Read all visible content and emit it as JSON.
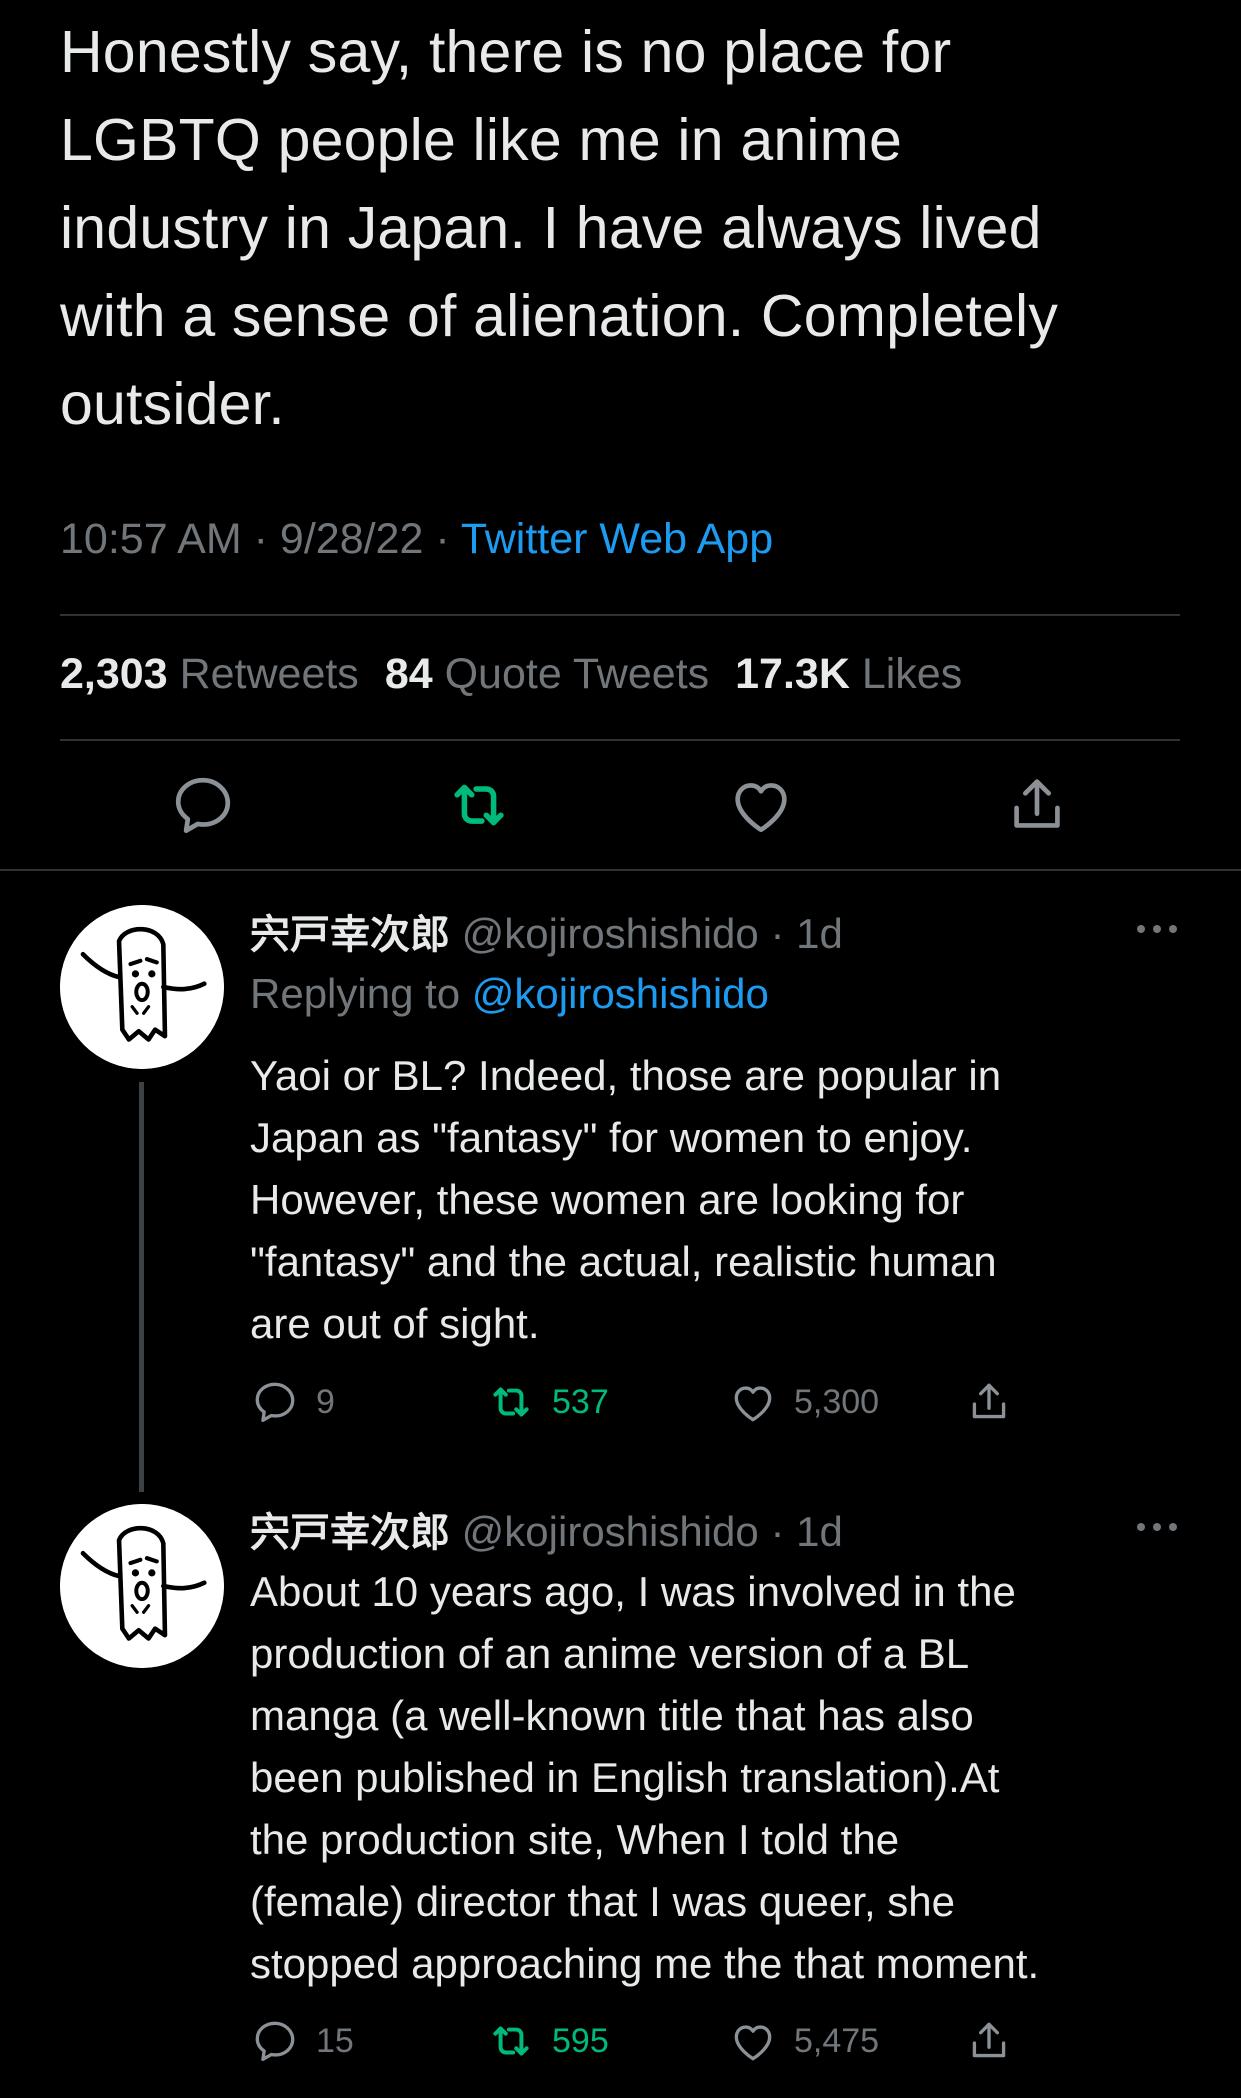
{
  "main_tweet": {
    "text_lines": [
      "Honestly say, there is no place for",
      "LGBTQ people like me in anime",
      "industry in Japan. I have always lived",
      "with a sense of alienation. Completely",
      "outsider."
    ],
    "time": "10:57 AM",
    "date": "9/28/22",
    "source": "Twitter Web App",
    "retweets_count": "2,303",
    "retweets_label": "Retweets",
    "quotes_count": "84",
    "quotes_label": "Quote Tweets",
    "likes_count": "17.3K",
    "likes_label": "Likes",
    "icons": [
      "reply-icon",
      "retweet-icon",
      "like-icon",
      "share-icon"
    ]
  },
  "replies": [
    {
      "display_name": "宍戸幸次郎",
      "handle": "@kojiroshishido",
      "age": "1d",
      "replying_to_label": "Replying to",
      "replying_to_handle": "@kojiroshishido",
      "text_lines": [
        "Yaoi or BL? Indeed, those are popular in",
        "Japan as \"fantasy\" for women to enjoy.",
        "However, these women are looking for",
        "\"fantasy\" and the actual, realistic human",
        "are out of sight."
      ],
      "reply_count": "9",
      "retweet_count": "537",
      "like_count": "5,300"
    },
    {
      "display_name": "宍戸幸次郎",
      "handle": "@kojiroshishido",
      "age": "1d",
      "text_lines": [
        "About 10 years ago, I was involved in the",
        "production of an anime version of a BL",
        "manga (a well-known title that has also",
        "been published in English translation).At",
        "the production site, When I told the",
        "(female) director that I was queer, she",
        "stopped approaching me the that moment."
      ],
      "reply_count": "15",
      "retweet_count": "595",
      "like_count": "5,475"
    }
  ],
  "colors": {
    "background": "#000000",
    "text": "#e7e9ea",
    "muted": "#71767b",
    "link": "#1d9bf0",
    "retweet_green": "#00ba7c",
    "divider": "#2f3336"
  }
}
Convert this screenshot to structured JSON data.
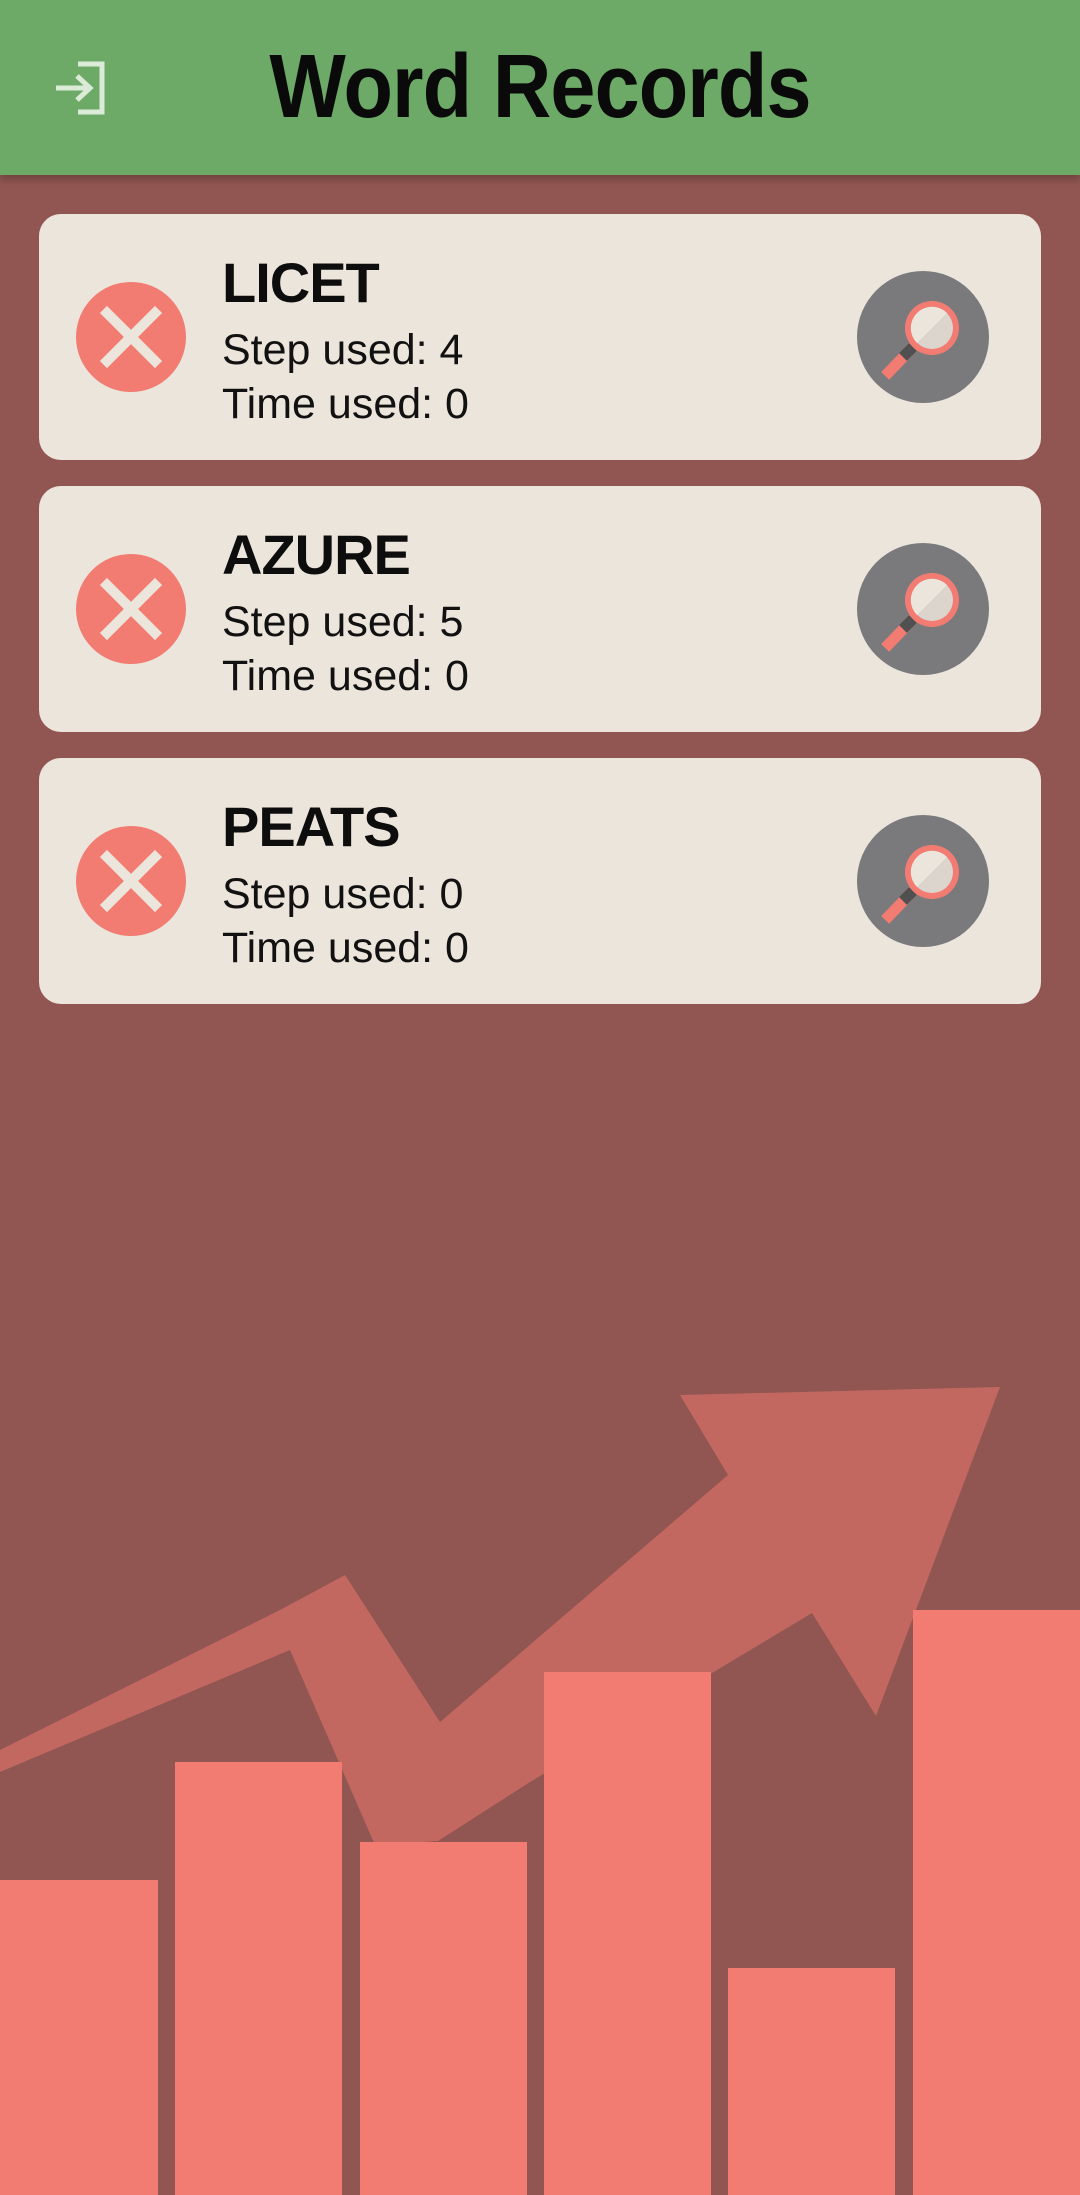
{
  "appbar": {
    "title": "Word Records",
    "login_icon": "login-icon"
  },
  "colors": {
    "appbar": "#6DAA67",
    "background": "#915651",
    "card": "#ECE5DC",
    "delete_button": "#F27C72",
    "view_button": "#7A7A7C",
    "bars": "#F27C72",
    "arrow": "#C26860"
  },
  "records": [
    {
      "word": "LICET",
      "steps": "Step used: 4",
      "time": "Time used: 0",
      "delete_icon": "close-icon",
      "view_icon": "magnifier-icon"
    },
    {
      "word": "AZURE",
      "steps": "Step used: 5",
      "time": "Time used: 0",
      "delete_icon": "close-icon",
      "view_icon": "magnifier-icon"
    },
    {
      "word": "PEATS",
      "steps": "Step used: 0",
      "time": "Time used: 0",
      "delete_icon": "close-icon",
      "view_icon": "magnifier-icon"
    }
  ]
}
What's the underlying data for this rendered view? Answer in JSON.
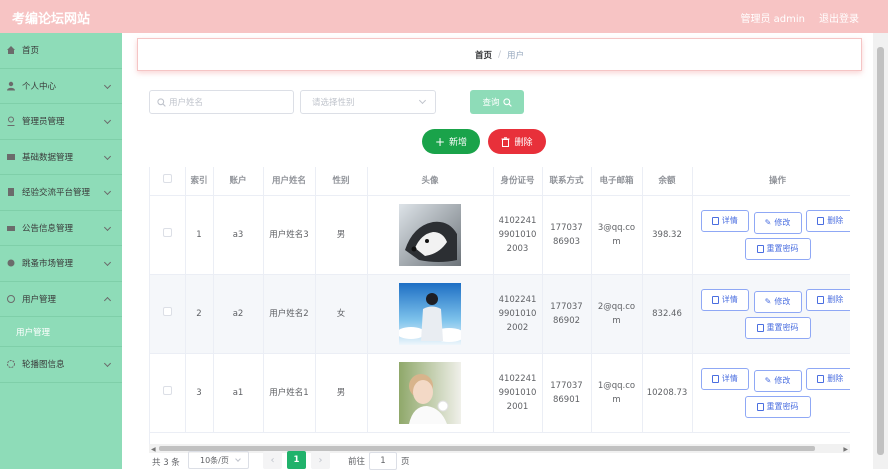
{
  "header": {
    "title": "考编论坛网站",
    "admin_label": "管理员 admin",
    "logout_label": "退出登录"
  },
  "sidebar": {
    "items": [
      {
        "label": "首页",
        "icon": "home-icon"
      },
      {
        "label": "个人中心",
        "icon": "user-icon"
      },
      {
        "label": "管理员管理",
        "icon": "admin-icon"
      },
      {
        "label": "基础数据管理",
        "icon": "data-icon"
      },
      {
        "label": "经验交流平台管理",
        "icon": "forum-icon"
      },
      {
        "label": "公告信息管理",
        "icon": "notice-icon"
      },
      {
        "label": "跳蚤市场管理",
        "icon": "market-icon"
      },
      {
        "label": "用户管理",
        "icon": "users-icon"
      },
      {
        "label": "轮播图信息",
        "icon": "carousel-icon"
      }
    ],
    "active_sub": "用户管理"
  },
  "breadcrumb": {
    "home": "首页",
    "separator": "/",
    "current": "用户"
  },
  "search": {
    "name_placeholder": "用户姓名",
    "gender_placeholder": "请选择性别",
    "button": "查询"
  },
  "actions": {
    "add": "新增",
    "delete": "删除"
  },
  "table": {
    "headers": [
      "索引",
      "账户",
      "用户姓名",
      "性别",
      "头像",
      "身份证号",
      "联系方式",
      "电子邮箱",
      "余额",
      "操作"
    ],
    "rows": [
      {
        "index": "1",
        "account": "a3",
        "name": "用户姓名3",
        "gender": "男",
        "idcard": "410224199010102003",
        "phone": "17703786903",
        "email": "3@qq.com",
        "balance": "398.32"
      },
      {
        "index": "2",
        "account": "a2",
        "name": "用户姓名2",
        "gender": "女",
        "idcard": "410224199010102002",
        "phone": "17703786902",
        "email": "2@qq.com",
        "balance": "832.46"
      },
      {
        "index": "3",
        "account": "a1",
        "name": "用户姓名1",
        "gender": "男",
        "idcard": "410224199010102001",
        "phone": "17703786901",
        "email": "1@qq.com",
        "balance": "10208.73"
      }
    ],
    "op_detail": "详情",
    "op_edit": "修改",
    "op_delete": "删除",
    "op_reset": "重置密码"
  },
  "pagination": {
    "total": "共 3 条",
    "page_size": "10条/页",
    "current_page": "1",
    "goto_label": "前往",
    "goto_value": "1",
    "page_suffix": "页"
  },
  "colors": {
    "header": "#f7c4c4",
    "sidebar": "#8edcb8",
    "add": "#1aa34a",
    "delete": "#e8303a",
    "pager_active": "#20b26b"
  }
}
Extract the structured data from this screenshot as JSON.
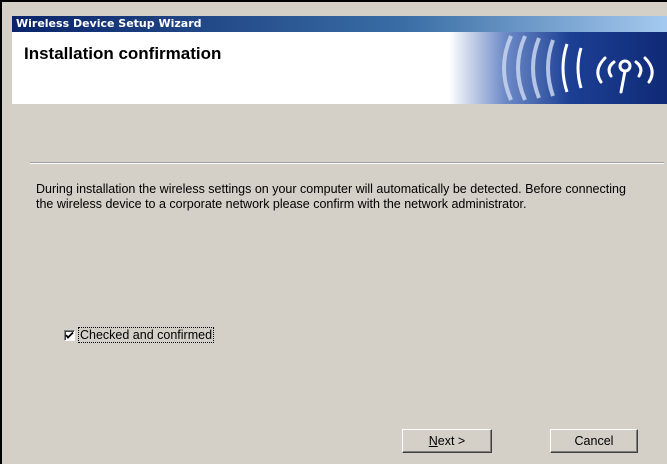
{
  "window": {
    "title": "Wireless Device Setup Wizard"
  },
  "header": {
    "title": "Installation confirmation",
    "art_icon": "wireless-signal-icon"
  },
  "body": {
    "description": "During installation the wireless settings on your computer will automatically be detected. Before connecting the wireless device to a corporate network please confirm with the network administrator."
  },
  "confirm_checkbox": {
    "label": "Checked and confirmed",
    "checked": true
  },
  "buttons": {
    "next_mnemonic": "N",
    "next_rest": "ext >",
    "cancel_label": "Cancel"
  },
  "colors": {
    "titlebar": "#0a246a",
    "dialog_bg": "#d4d0c8",
    "header_art": "#1c3f94"
  }
}
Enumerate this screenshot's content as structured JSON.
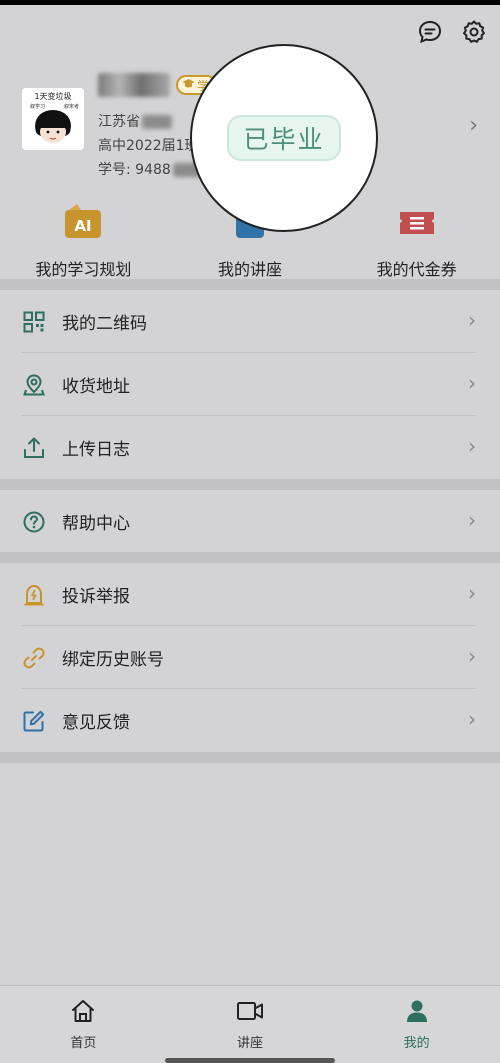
{
  "header": {
    "message_icon": "chat-bubble-icon",
    "settings_icon": "gear-icon"
  },
  "profile": {
    "badge_label": "学",
    "location": "江苏省",
    "class_line": "高中2022届1班",
    "student_id_prefix": "学号: 9488",
    "chevron": "›",
    "avatar_caption_top": "1天变垃圾",
    "avatar_caption_left": "叙学习",
    "avatar_caption_right": "叙末考"
  },
  "magnifier": {
    "graduation_tag": "已毕业"
  },
  "shortcuts": [
    {
      "label": "我的学习规划",
      "icon": "ai-plan-icon",
      "icon_text": "AI"
    },
    {
      "label": "我的讲座",
      "icon": "lecture-icon"
    },
    {
      "label": "我的代金券",
      "icon": "voucher-icon"
    }
  ],
  "menu": {
    "group1": [
      {
        "label": "我的二维码",
        "icon": "qr-code-icon"
      },
      {
        "label": "收货地址",
        "icon": "location-pin-icon"
      },
      {
        "label": "上传日志",
        "icon": "upload-icon"
      }
    ],
    "group2": [
      {
        "label": "帮助中心",
        "icon": "help-circle-icon"
      }
    ],
    "group3": [
      {
        "label": "投诉举报",
        "icon": "alarm-icon"
      },
      {
        "label": "绑定历史账号",
        "icon": "link-icon"
      },
      {
        "label": "意见反馈",
        "icon": "edit-icon"
      }
    ],
    "chevron": "›"
  },
  "nav": [
    {
      "label": "首页",
      "icon": "home-icon"
    },
    {
      "label": "讲座",
      "icon": "video-camera-icon"
    },
    {
      "label": "我的",
      "icon": "person-icon",
      "active": true
    }
  ],
  "colors": {
    "accent": "#2d6f60",
    "background": "#d3d2d5",
    "badge_gold": "#c69a2e"
  }
}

+ + + + + + +

GOAL: Give only the number of lines in the records that include the word "anime".

CORRECT OUTPUT: 2